Records for the exercise:
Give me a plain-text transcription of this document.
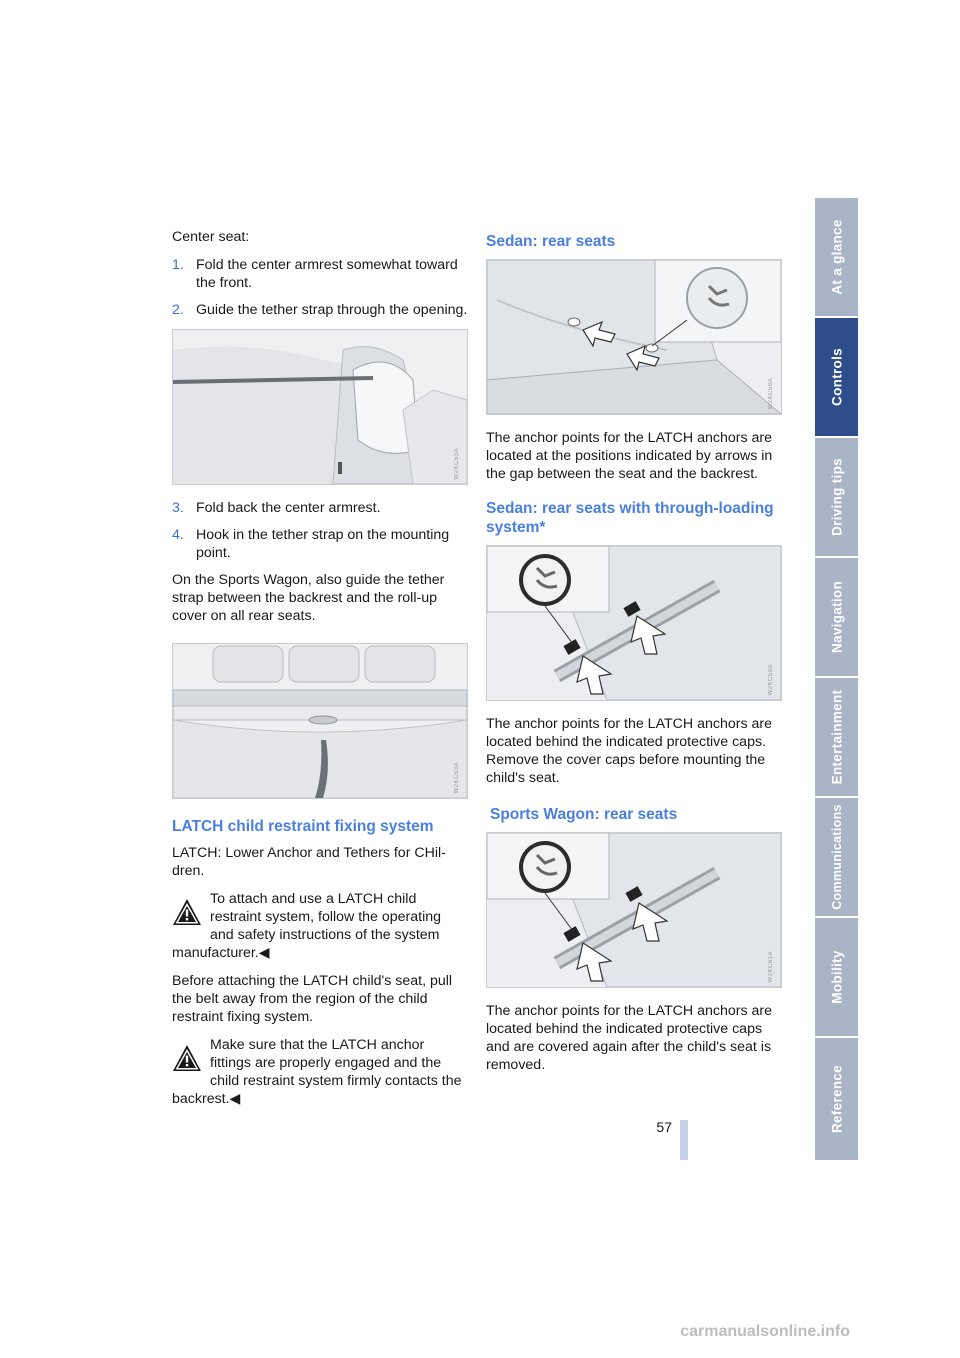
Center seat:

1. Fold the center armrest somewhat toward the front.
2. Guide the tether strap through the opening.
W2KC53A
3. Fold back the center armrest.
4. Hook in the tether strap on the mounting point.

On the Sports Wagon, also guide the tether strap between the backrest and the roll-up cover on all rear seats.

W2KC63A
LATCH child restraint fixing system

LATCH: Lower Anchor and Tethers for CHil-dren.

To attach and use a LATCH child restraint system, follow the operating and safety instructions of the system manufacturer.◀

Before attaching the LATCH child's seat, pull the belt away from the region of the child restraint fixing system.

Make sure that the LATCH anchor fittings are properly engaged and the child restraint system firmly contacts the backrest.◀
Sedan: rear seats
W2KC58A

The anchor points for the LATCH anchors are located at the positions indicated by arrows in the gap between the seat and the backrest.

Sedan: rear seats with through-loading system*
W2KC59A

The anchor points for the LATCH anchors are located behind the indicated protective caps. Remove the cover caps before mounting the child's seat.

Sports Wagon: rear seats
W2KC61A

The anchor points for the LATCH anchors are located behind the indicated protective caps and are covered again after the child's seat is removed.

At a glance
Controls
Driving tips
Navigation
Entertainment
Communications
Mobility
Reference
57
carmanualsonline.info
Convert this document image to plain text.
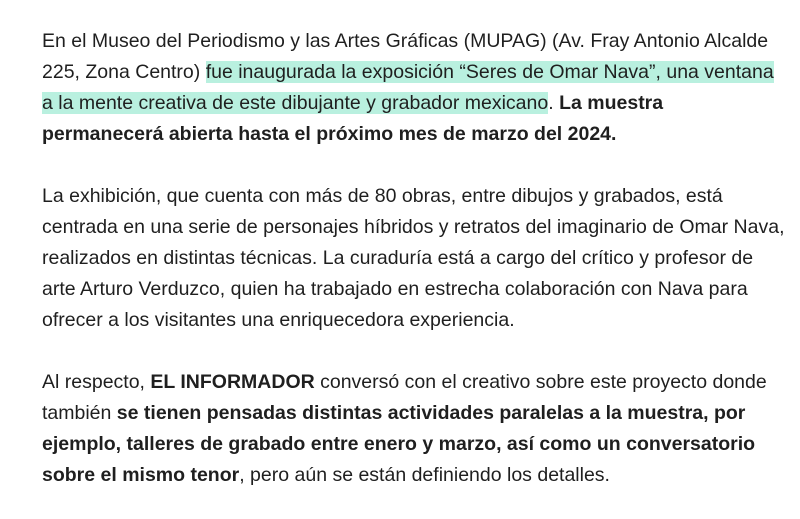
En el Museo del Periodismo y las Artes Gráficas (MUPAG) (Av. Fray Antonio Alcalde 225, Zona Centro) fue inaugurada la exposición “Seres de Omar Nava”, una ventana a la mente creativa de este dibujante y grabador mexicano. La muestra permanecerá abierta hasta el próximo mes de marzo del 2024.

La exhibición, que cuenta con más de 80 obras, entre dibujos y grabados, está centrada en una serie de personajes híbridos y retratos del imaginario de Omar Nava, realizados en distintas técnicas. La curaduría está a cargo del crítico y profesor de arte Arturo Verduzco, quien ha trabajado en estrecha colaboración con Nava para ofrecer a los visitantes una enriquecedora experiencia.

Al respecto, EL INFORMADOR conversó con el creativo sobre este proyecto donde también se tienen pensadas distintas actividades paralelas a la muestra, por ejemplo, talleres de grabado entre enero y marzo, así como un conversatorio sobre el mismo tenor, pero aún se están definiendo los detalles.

Task brief: Exactly reproduce the entries above, minus the pictures.

Exercise answer:
Give me a plain-text transcription of this document.
Center seat:

1. Fold the center armrest somewhat toward the front.
2. Guide the tether strap through the opening.
W2KC53A
3. Fold back the center armrest.
4. Hook in the tether strap on the mounting point.

On the Sports Wagon, also guide the tether strap between the backrest and the roll-up cover on all rear seats.

W2KC63A
LATCH child restraint fixing system

LATCH: Lower Anchor and Tethers for CHil-dren.

To attach and use a LATCH child restraint system, follow the operating and safety instructions of the system manufacturer.◀

Before attaching the LATCH child's seat, pull the belt away from the region of the child restraint fixing system.

Make sure that the LATCH anchor fittings are properly engaged and the child restraint system firmly contacts the backrest.◀
Sedan: rear seats
W2KC58A

The anchor points for the LATCH anchors are located at the positions indicated by arrows in the gap between the seat and the backrest.

Sedan: rear seats with through-loading system*
W2KC59A

The anchor points for the LATCH anchors are located behind the indicated protective caps. Remove the cover caps before mounting the child's seat.

Sports Wagon: rear seats
W2KC61A

The anchor points for the LATCH anchors are located behind the indicated protective caps and are covered again after the child's seat is removed.

At a glance
Controls
Driving tips
Navigation
Entertainment
Communications
Mobility
Reference
57
carmanualsonline.info
Convert this document image to plain text.
En el Museo del Periodismo y las Artes Gráficas (MUPAG) (Av. Fray Antonio Alcalde 225, Zona Centro) fue inaugurada la exposición “Seres de Omar Nava”, una ventana a la mente creativa de este dibujante y grabador mexicano. La muestra permanecerá abierta hasta el próximo mes de marzo del 2024.

La exhibición, que cuenta con más de 80 obras, entre dibujos y grabados, está centrada en una serie de personajes híbridos y retratos del imaginario de Omar Nava, realizados en distintas técnicas. La curaduría está a cargo del crítico y profesor de arte Arturo Verduzco, quien ha trabajado en estrecha colaboración con Nava para ofrecer a los visitantes una enriquecedora experiencia.

Al respecto, EL INFORMADOR conversó con el creativo sobre este proyecto donde también se tienen pensadas distintas actividades paralelas a la muestra, por ejemplo, talleres de grabado entre enero y marzo, así como un conversatorio sobre el mismo tenor, pero aún se están definiendo los detalles.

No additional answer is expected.